**AIM**. Find the lines holding the word "XXXL" and collect them.

==================================================

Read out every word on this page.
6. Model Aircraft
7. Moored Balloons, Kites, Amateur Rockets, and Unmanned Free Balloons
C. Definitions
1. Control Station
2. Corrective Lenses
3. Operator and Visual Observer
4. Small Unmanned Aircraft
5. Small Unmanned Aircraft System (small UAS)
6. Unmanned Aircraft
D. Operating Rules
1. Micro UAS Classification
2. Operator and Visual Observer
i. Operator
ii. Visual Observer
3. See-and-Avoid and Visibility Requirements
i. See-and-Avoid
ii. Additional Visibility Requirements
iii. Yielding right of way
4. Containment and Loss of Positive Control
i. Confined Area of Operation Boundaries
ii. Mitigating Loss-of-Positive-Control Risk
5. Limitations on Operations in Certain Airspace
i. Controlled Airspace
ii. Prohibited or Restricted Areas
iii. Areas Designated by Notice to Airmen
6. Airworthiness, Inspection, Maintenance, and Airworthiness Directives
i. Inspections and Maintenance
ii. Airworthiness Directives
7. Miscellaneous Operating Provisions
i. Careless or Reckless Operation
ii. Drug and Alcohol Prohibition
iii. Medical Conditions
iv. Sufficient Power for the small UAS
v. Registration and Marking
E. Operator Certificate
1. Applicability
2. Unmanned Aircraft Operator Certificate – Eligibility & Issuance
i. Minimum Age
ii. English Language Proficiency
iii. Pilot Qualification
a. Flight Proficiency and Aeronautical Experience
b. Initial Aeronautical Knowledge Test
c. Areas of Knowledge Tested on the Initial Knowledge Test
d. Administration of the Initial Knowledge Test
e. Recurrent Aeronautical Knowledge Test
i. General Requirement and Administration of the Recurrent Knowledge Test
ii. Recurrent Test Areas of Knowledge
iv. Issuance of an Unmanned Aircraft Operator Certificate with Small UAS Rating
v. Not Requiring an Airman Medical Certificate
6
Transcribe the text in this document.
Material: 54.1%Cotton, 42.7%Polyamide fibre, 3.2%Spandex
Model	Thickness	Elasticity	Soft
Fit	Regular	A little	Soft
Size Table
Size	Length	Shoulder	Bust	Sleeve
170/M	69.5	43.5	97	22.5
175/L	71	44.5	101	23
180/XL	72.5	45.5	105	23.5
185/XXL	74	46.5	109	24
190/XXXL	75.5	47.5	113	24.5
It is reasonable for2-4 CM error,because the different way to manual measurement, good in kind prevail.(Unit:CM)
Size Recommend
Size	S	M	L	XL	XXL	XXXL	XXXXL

==================================================

**PROBLEM SOLUTION**.
190/XXXL	75.5	47.5	113	24.5
Size	S	M	L	XL	XXL	XXXL	XXXXL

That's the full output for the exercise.